__Input for this task__.
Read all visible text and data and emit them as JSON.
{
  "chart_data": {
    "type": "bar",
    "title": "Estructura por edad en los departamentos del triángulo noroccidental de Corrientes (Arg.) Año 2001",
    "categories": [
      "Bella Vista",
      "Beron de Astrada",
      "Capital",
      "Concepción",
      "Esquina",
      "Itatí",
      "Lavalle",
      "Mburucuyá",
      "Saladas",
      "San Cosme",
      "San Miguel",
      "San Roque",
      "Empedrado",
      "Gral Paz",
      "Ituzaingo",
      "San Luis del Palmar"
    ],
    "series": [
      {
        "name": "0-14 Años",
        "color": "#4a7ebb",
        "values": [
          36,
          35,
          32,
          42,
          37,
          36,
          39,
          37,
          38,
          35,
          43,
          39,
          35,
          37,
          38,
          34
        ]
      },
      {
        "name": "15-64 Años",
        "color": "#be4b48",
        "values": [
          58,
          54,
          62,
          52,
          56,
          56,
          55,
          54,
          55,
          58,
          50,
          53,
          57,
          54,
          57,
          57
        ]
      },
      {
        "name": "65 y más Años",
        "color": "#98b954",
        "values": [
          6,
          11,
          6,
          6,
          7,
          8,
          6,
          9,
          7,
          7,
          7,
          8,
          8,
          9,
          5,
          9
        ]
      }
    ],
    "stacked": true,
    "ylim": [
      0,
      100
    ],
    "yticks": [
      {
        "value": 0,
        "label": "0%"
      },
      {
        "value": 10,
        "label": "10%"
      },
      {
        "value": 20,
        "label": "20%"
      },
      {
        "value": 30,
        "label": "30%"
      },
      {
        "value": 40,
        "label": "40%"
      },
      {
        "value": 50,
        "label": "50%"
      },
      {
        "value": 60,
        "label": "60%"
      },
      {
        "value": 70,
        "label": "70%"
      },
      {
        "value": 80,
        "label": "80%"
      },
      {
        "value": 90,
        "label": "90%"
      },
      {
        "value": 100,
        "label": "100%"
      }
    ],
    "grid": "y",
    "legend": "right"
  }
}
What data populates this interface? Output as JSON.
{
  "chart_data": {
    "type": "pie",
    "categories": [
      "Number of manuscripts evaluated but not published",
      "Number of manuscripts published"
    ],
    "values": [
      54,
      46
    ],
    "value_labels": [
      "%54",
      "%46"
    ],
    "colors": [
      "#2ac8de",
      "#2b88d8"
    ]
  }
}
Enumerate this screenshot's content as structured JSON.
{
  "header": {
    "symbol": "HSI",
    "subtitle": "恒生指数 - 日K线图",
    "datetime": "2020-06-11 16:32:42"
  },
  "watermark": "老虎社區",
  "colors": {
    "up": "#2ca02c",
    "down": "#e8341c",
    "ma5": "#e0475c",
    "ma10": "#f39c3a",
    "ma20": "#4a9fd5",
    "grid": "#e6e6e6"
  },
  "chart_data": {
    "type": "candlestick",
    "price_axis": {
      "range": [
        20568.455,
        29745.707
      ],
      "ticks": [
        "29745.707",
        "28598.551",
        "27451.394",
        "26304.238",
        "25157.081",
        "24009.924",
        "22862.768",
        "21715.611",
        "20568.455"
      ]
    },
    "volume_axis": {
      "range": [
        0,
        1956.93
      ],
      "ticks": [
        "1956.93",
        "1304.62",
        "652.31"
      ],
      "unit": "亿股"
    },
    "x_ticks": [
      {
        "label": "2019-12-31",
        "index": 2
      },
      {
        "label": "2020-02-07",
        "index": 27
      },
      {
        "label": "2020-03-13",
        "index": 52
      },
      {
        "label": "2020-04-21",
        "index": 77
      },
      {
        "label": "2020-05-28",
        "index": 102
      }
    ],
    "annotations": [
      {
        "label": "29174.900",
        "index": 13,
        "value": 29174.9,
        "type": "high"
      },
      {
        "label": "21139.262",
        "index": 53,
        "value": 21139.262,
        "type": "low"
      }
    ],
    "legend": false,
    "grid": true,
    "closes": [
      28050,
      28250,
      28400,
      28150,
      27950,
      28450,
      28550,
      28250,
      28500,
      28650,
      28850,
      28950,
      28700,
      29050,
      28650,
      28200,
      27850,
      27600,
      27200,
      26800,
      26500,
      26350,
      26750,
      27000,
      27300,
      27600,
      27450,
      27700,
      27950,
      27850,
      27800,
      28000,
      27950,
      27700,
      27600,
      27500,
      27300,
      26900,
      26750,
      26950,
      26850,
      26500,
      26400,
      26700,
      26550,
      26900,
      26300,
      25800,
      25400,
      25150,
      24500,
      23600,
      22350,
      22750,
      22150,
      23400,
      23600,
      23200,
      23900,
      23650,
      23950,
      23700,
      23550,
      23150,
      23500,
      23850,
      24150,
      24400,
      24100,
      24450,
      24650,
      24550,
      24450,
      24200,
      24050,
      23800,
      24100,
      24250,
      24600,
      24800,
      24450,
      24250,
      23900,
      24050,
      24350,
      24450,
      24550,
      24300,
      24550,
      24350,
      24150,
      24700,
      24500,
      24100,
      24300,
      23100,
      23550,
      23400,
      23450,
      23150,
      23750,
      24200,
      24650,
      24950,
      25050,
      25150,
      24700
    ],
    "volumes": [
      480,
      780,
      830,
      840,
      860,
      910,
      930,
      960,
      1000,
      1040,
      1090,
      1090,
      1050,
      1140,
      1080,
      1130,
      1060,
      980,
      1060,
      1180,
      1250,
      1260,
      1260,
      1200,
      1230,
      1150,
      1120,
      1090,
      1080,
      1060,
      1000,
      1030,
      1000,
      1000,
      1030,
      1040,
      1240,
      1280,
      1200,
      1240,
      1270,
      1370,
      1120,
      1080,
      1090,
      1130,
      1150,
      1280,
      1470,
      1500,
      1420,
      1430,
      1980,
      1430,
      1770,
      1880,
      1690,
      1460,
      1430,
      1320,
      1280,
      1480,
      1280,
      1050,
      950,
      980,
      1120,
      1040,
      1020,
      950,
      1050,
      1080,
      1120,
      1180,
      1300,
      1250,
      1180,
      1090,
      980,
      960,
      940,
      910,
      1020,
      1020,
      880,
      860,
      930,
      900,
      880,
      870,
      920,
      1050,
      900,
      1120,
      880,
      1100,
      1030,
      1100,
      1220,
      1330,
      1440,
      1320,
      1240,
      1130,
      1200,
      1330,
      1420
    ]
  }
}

__The request__.
Your task is to give the records above again, exactly.

__Result of the exercise__.
Read all visible text and data and emit them as JSON.
{
  "chart_data": {
    "type": "bar",
    "title": "Estructura por edad en los departamentos del triángulo noroccidental de Corrientes (Arg.) Año 2001",
    "categories": [
      "Bella Vista",
      "Beron de Astrada",
      "Capital",
      "Concepción",
      "Esquina",
      "Itatí",
      "Lavalle",
      "Mburucuyá",
      "Saladas",
      "San Cosme",
      "San Miguel",
      "San Roque",
      "Empedrado",
      "Gral Paz",
      "Ituzaingo",
      "San Luis del Palmar"
    ],
    "series": [
      {
        "name": "0-14 Años",
        "color": "#4a7ebb",
        "values": [
          36,
          35,
          32,
          42,
          37,
          36,
          39,
          37,
          38,
          35,
          43,
          39,
          35,
          37,
          38,
          34
        ]
      },
      {
        "name": "15-64 Años",
        "color": "#be4b48",
        "values": [
          58,
          54,
          62,
          52,
          56,
          56,
          55,
          54,
          55,
          58,
          50,
          53,
          57,
          54,
          57,
          57
        ]
      },
      {
        "name": "65 y más Años",
        "color": "#98b954",
        "values": [
          6,
          11,
          6,
          6,
          7,
          8,
          6,
          9,
          7,
          7,
          7,
          8,
          8,
          9,
          5,
          9
        ]
      }
    ],
    "stacked": true,
    "ylim": [
      0,
      100
    ],
    "yticks": [
      {
        "value": 0,
        "label": "0%"
      },
      {
        "value": 10,
        "label": "10%"
      },
      {
        "value": 20,
        "label": "20%"
      },
      {
        "value": 30,
        "label": "30%"
      },
      {
        "value": 40,
        "label": "40%"
      },
      {
        "value": 50,
        "label": "50%"
      },
      {
        "value": 60,
        "label": "60%"
      },
      {
        "value": 70,
        "label": "70%"
      },
      {
        "value": 80,
        "label": "80%"
      },
      {
        "value": 90,
        "label": "90%"
      },
      {
        "value": 100,
        "label": "100%"
      }
    ],
    "grid": "y",
    "legend": "right"
  }
}
What data populates this interface? Output as JSON.
{
  "chart_data": {
    "type": "pie",
    "categories": [
      "Number of manuscripts evaluated but not published",
      "Number of manuscripts published"
    ],
    "values": [
      54,
      46
    ],
    "value_labels": [
      "%54",
      "%46"
    ],
    "colors": [
      "#2ac8de",
      "#2b88d8"
    ]
  }
}
Enumerate this screenshot's content as structured JSON.
{
  "header": {
    "symbol": "HSI",
    "subtitle": "恒生指数 - 日K线图",
    "datetime": "2020-06-11 16:32:42"
  },
  "watermark": "老虎社區",
  "colors": {
    "up": "#2ca02c",
    "down": "#e8341c",
    "ma5": "#e0475c",
    "ma10": "#f39c3a",
    "ma20": "#4a9fd5",
    "grid": "#e6e6e6"
  },
  "chart_data": {
    "type": "candlestick",
    "price_axis": {
      "range": [
        20568.455,
        29745.707
      ],
      "ticks": [
        "29745.707",
        "28598.551",
        "27451.394",
        "26304.238",
        "25157.081",
        "24009.924",
        "22862.768",
        "21715.611",
        "20568.455"
      ]
    },
    "volume_axis": {
      "range": [
        0,
        1956.93
      ],
      "ticks": [
        "1956.93",
        "1304.62",
        "652.31"
      ],
      "unit": "亿股"
    },
    "x_ticks": [
      {
        "label": "2019-12-31",
        "index": 2
      },
      {
        "label": "2020-02-07",
        "index": 27
      },
      {
        "label": "2020-03-13",
        "index": 52
      },
      {
        "label": "2020-04-21",
        "index": 77
      },
      {
        "label": "2020-05-28",
        "index": 102
      }
    ],
    "annotations": [
      {
        "label": "29174.900",
        "index": 13,
        "value": 29174.9,
        "type": "high"
      },
      {
        "label": "21139.262",
        "index": 53,
        "value": 21139.262,
        "type": "low"
      }
    ],
    "legend": false,
    "grid": true,
    "closes": [
      28050,
      28250,
      28400,
      28150,
      27950,
      28450,
      28550,
      28250,
      28500,
      28650,
      28850,
      28950,
      28700,
      29050,
      28650,
      28200,
      27850,
      27600,
      27200,
      26800,
      26500,
      26350,
      26750,
      27000,
      27300,
      27600,
      27450,
      27700,
      27950,
      27850,
      27800,
      28000,
      27950,
      27700,
      27600,
      27500,
      27300,
      26900,
      26750,
      26950,
      26850,
      26500,
      26400,
      26700,
      26550,
      26900,
      26300,
      25800,
      25400,
      25150,
      24500,
      23600,
      22350,
      22750,
      22150,
      23400,
      23600,
      23200,
      23900,
      23650,
      23950,
      23700,
      23550,
      23150,
      23500,
      23850,
      24150,
      24400,
      24100,
      24450,
      24650,
      24550,
      24450,
      24200,
      24050,
      23800,
      24100,
      24250,
      24600,
      24800,
      24450,
      24250,
      23900,
      24050,
      24350,
      24450,
      24550,
      24300,
      24550,
      24350,
      24150,
      24700,
      24500,
      24100,
      24300,
      23100,
      23550,
      23400,
      23450,
      23150,
      23750,
      24200,
      24650,
      24950,
      25050,
      25150,
      24700
    ],
    "volumes": [
      480,
      780,
      830,
      840,
      860,
      910,
      930,
      960,
      1000,
      1040,
      1090,
      1090,
      1050,
      1140,
      1080,
      1130,
      1060,
      980,
      1060,
      1180,
      1250,
      1260,
      1260,
      1200,
      1230,
      1150,
      1120,
      1090,
      1080,
      1060,
      1000,
      1030,
      1000,
      1000,
      1030,
      1040,
      1240,
      1280,
      1200,
      1240,
      1270,
      1370,
      1120,
      1080,
      1090,
      1130,
      1150,
      1280,
      1470,
      1500,
      1420,
      1430,
      1980,
      1430,
      1770,
      1880,
      1690,
      1460,
      1430,
      1320,
      1280,
      1480,
      1280,
      1050,
      950,
      980,
      1120,
      1040,
      1020,
      950,
      1050,
      1080,
      1120,
      1180,
      1300,
      1250,
      1180,
      1090,
      980,
      960,
      940,
      910,
      1020,
      1020,
      880,
      860,
      930,
      900,
      880,
      870,
      920,
      1050,
      900,
      1120,
      880,
      1100,
      1030,
      1100,
      1220,
      1330,
      1440,
      1320,
      1240,
      1130,
      1200,
      1330,
      1420
    ]
  }
}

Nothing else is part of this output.